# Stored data

---------------

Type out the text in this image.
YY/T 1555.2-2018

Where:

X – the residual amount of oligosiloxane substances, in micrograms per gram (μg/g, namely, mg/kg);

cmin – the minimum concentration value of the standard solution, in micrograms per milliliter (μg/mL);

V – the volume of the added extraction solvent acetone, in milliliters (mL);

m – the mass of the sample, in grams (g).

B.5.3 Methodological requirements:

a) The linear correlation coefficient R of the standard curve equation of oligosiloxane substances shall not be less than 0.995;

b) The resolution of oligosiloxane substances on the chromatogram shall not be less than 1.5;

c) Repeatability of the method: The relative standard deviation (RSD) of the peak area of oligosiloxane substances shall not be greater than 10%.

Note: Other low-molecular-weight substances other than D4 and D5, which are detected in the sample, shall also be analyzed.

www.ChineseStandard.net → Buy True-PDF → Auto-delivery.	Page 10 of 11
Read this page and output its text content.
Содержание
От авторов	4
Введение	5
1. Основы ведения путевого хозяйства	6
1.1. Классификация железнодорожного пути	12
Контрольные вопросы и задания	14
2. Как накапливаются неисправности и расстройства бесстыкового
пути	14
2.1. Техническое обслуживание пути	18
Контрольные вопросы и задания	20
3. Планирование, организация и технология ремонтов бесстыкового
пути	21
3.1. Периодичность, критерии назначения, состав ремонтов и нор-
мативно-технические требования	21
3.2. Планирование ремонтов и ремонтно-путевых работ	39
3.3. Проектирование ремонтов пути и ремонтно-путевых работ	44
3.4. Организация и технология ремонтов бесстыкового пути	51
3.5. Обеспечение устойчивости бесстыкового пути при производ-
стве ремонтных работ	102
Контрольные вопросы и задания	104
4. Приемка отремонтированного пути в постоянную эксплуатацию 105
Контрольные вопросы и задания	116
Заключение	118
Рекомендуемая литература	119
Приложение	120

---------------

# JOB
Give an exact copy of all the data shown above.

# SOLUTION BELOW
Type out the text in this image.
YY/T 1555.2-2018

Where:

X – the residual amount of oligosiloxane substances, in micrograms per gram (μg/g, namely, mg/kg);

cmin – the minimum concentration value of the standard solution, in micrograms per milliliter (μg/mL);

V – the volume of the added extraction solvent acetone, in milliliters (mL);

m – the mass of the sample, in grams (g).

B.5.3 Methodological requirements:

a) The linear correlation coefficient R of the standard curve equation of oligosiloxane substances shall not be less than 0.995;

b) The resolution of oligosiloxane substances on the chromatogram shall not be less than 1.5;

c) Repeatability of the method: The relative standard deviation (RSD) of the peak area of oligosiloxane substances shall not be greater than 10%.

Note: Other low-molecular-weight substances other than D4 and D5, which are detected in the sample, shall also be analyzed.

www.ChineseStandard.net → Buy True-PDF → Auto-delivery.	Page 10 of 11
Read this page and output its text content.
Содержание
От авторов	4
Введение	5
1. Основы ведения путевого хозяйства	6
1.1. Классификация железнодорожного пути	12
Контрольные вопросы и задания	14
2. Как накапливаются неисправности и расстройства бесстыкового
пути	14
2.1. Техническое обслуживание пути	18
Контрольные вопросы и задания	20
3. Планирование, организация и технология ремонтов бесстыкового
пути	21
3.1. Периодичность, критерии назначения, состав ремонтов и нор-
мативно-технические требования	21
3.2. Планирование ремонтов и ремонтно-путевых работ	39
3.3. Проектирование ремонтов пути и ремонтно-путевых работ	44
3.4. Организация и технология ремонтов бесстыкового пути	51
3.5. Обеспечение устойчивости бесстыкового пути при производ-
стве ремонтных работ	102
Контрольные вопросы и задания	104
4. Приемка отремонтированного пути в постоянную эксплуатацию 105
Контрольные вопросы и задания	116
Заключение	118
Рекомендуемая литература	119
Приложение	120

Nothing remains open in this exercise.